Data records

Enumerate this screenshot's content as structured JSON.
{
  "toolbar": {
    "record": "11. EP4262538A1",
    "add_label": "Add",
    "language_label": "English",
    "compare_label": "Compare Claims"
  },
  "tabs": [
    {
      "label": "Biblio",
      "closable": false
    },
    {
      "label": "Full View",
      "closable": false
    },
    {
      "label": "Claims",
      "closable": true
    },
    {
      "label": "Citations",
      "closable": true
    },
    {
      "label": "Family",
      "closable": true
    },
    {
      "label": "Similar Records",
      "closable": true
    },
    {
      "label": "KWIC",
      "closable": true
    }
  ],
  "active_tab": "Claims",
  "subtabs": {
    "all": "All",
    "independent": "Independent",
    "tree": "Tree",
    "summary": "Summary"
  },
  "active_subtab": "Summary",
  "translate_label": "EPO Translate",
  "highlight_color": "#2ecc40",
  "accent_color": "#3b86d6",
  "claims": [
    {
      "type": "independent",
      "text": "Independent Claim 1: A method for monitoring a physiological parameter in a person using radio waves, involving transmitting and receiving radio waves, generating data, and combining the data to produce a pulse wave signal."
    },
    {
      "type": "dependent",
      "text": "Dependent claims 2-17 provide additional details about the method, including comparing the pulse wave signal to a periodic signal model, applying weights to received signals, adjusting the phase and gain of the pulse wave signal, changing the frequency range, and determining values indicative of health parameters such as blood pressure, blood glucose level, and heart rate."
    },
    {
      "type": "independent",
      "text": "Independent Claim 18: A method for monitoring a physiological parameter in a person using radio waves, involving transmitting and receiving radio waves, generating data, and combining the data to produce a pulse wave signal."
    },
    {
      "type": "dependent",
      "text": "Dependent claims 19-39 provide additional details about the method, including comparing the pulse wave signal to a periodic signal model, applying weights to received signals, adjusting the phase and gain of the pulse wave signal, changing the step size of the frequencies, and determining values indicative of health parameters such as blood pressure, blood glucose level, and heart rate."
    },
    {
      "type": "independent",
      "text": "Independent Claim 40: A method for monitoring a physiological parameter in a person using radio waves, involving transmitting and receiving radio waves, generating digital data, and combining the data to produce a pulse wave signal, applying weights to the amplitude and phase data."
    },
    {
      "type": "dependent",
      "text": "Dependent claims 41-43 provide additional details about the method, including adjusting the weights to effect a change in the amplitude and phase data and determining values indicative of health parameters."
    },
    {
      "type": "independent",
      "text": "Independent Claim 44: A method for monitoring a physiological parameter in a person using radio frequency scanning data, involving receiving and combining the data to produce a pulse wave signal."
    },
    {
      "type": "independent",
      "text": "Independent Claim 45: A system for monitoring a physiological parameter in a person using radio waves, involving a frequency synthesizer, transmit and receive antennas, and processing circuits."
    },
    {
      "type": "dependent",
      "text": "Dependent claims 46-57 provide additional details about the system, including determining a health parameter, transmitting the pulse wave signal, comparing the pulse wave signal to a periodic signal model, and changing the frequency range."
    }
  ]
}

◆ What is being asked ◆
Print every line of the records exactly. Omit nothing.

◆ Final answer ◆
Enumerate this screenshot's content as structured JSON.
{
  "toolbar": {
    "record": "11. EP4262538A1",
    "add_label": "Add",
    "language_label": "English",
    "compare_label": "Compare Claims"
  },
  "tabs": [
    {
      "label": "Biblio",
      "closable": false
    },
    {
      "label": "Full View",
      "closable": false
    },
    {
      "label": "Claims",
      "closable": true
    },
    {
      "label": "Citations",
      "closable": true
    },
    {
      "label": "Family",
      "closable": true
    },
    {
      "label": "Similar Records",
      "closable": true
    },
    {
      "label": "KWIC",
      "closable": true
    }
  ],
  "active_tab": "Claims",
  "subtabs": {
    "all": "All",
    "independent": "Independent",
    "tree": "Tree",
    "summary": "Summary"
  },
  "active_subtab": "Summary",
  "translate_label": "EPO Translate",
  "highlight_color": "#2ecc40",
  "accent_color": "#3b86d6",
  "claims": [
    {
      "type": "independent",
      "text": "Independent Claim 1: A method for monitoring a physiological parameter in a person using radio waves, involving transmitting and receiving radio waves, generating data, and combining the data to produce a pulse wave signal."
    },
    {
      "type": "dependent",
      "text": "Dependent claims 2-17 provide additional details about the method, including comparing the pulse wave signal to a periodic signal model, applying weights to received signals, adjusting the phase and gain of the pulse wave signal, changing the frequency range, and determining values indicative of health parameters such as blood pressure, blood glucose level, and heart rate."
    },
    {
      "type": "independent",
      "text": "Independent Claim 18: A method for monitoring a physiological parameter in a person using radio waves, involving transmitting and receiving radio waves, generating data, and combining the data to produce a pulse wave signal."
    },
    {
      "type": "dependent",
      "text": "Dependent claims 19-39 provide additional details about the method, including comparing the pulse wave signal to a periodic signal model, applying weights to received signals, adjusting the phase and gain of the pulse wave signal, changing the step size of the frequencies, and determining values indicative of health parameters such as blood pressure, blood glucose level, and heart rate."
    },
    {
      "type": "independent",
      "text": "Independent Claim 40: A method for monitoring a physiological parameter in a person using radio waves, involving transmitting and receiving radio waves, generating digital data, and combining the data to produce a pulse wave signal, applying weights to the amplitude and phase data."
    },
    {
      "type": "dependent",
      "text": "Dependent claims 41-43 provide additional details about the method, including adjusting the weights to effect a change in the amplitude and phase data and determining values indicative of health parameters."
    },
    {
      "type": "independent",
      "text": "Independent Claim 44: A method for monitoring a physiological parameter in a person using radio frequency scanning data, involving receiving and combining the data to produce a pulse wave signal."
    },
    {
      "type": "independent",
      "text": "Independent Claim 45: A system for monitoring a physiological parameter in a person using radio waves, involving a frequency synthesizer, transmit and receive antennas, and processing circuits."
    },
    {
      "type": "dependent",
      "text": "Dependent claims 46-57 provide additional details about the system, including determining a health parameter, transmitting the pulse wave signal, comparing the pulse wave signal to a periodic signal model, and changing the frequency range."
    }
  ]
}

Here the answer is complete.